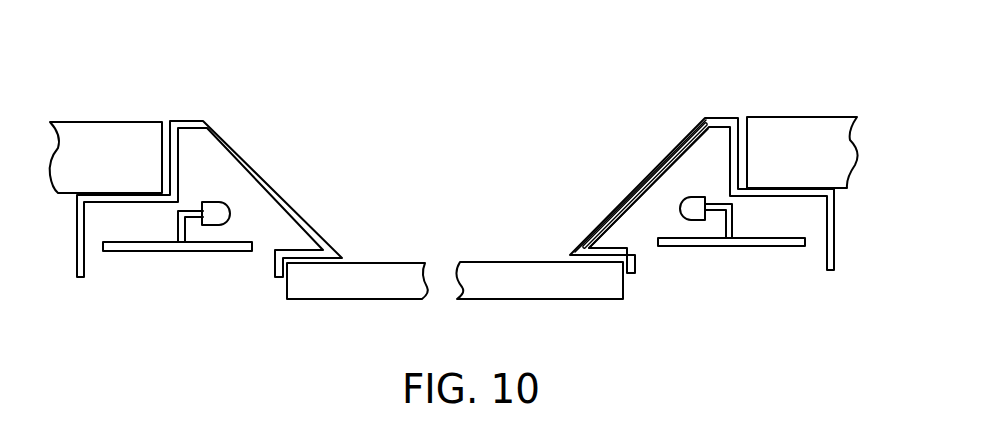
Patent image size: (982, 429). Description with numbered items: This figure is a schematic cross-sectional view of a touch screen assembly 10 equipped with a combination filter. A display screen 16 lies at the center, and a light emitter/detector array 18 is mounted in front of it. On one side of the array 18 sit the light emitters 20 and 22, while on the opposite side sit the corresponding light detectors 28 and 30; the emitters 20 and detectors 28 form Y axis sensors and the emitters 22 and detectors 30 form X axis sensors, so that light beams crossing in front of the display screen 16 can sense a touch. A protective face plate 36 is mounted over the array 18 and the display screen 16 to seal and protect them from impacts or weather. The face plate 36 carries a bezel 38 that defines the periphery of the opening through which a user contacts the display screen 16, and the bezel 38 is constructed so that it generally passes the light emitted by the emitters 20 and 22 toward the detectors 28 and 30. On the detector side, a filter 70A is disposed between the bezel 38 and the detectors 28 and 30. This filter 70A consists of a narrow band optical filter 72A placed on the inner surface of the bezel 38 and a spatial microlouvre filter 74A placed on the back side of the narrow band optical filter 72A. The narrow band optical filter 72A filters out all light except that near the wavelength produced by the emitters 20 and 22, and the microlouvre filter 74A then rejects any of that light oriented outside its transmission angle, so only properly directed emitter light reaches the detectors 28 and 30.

The touch screen assembly 10 is at (504, 149).
The display screen 16 is at (337, 300).
The light emitter/detector array 18 is at (153, 253).
The first row of light emitters 20 is at (263, 195).
The second row of light emitters 22 is at (230, 203).
The first row of light detectors 28 is at (735, 256).
The second row of light detectors 30 is at (692, 221).
The protective face plate 36 is at (103, 121).
The bezel 38 is at (197, 120).
The filter 70A is at (703, 116).
The narrow band optical filter 72A is at (660, 172).
The microlouvre filter 74A is at (628, 207).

###

__Exercise details__.
Format every line of the records above as a numbered list, skipping blank lines and leaving out the pictures.

__Answer to the problem__.
1. Patent image size: (982, 429). Description with numbered items: This figure is a schematic cross-sectional view of a touch screen assembly 10 equipped with a combination filter. A display screen 16 lies at the center, and a light emitter/detector array 18 is mounted in front of it. On one side of the array 18 sit the light emitters 20 and 22, while on the opposite side sit the corresponding light detectors 28 and 30; the emitters 20 and detectors 28 form Y axis sensors and the emitters 22 and detectors 30 form X axis sensors, so that light beams crossing in front of the display screen 16 can sense a touch. A protective face plate 36 is mounted over the array 18 and the display screen 16 to seal and protect them from impacts or weather. The face plate 36 carries a bezel 38 that defines the periphery of the opening through which a user contacts the display screen 16, and the bezel 38 is constructed so that it generally passes the light emitted by the emitters 20 and 22 toward the detectors 28 and 30. On the detector side, a filter 70A is disposed between the bezel 38 and the detectors 28 and 30. This filter 70A consists of a narrow band optical filter 72A placed on the inner surface of the bezel 38 and a spatial microlouvre filter 74A placed on the back side of the narrow band optical filter 72A. The narrow band optical filter 72A filters out all light except that near the wavelength produced by the emitters 20 and 22, and the microlouvre filter 74A then rejects any of that light oriented outside its transmission angle, so only properly directed emitter light reaches the detectors 28 and 30.
2. The touch screen assembly 10 is at (504, 149).
3. The display screen 16 is at (337, 300).
4. The light emitter/detector array 18 is at (153, 253).
5. The first row of light emitters 20 is at (263, 195).
6. The second row of light emitters 22 is at (230, 203).
7. The first row of light detectors 28 is at (735, 256).
8. The second row of light detectors 30 is at (692, 221).
9. The protective face plate 36 is at (103, 121).
10. The bezel 38 is at (197, 120).
11. The filter 70A is at (703, 116).
12. The narrow band optical filter 72A is at (660, 172).
13. The microlouvre filter 74A is at (628, 207).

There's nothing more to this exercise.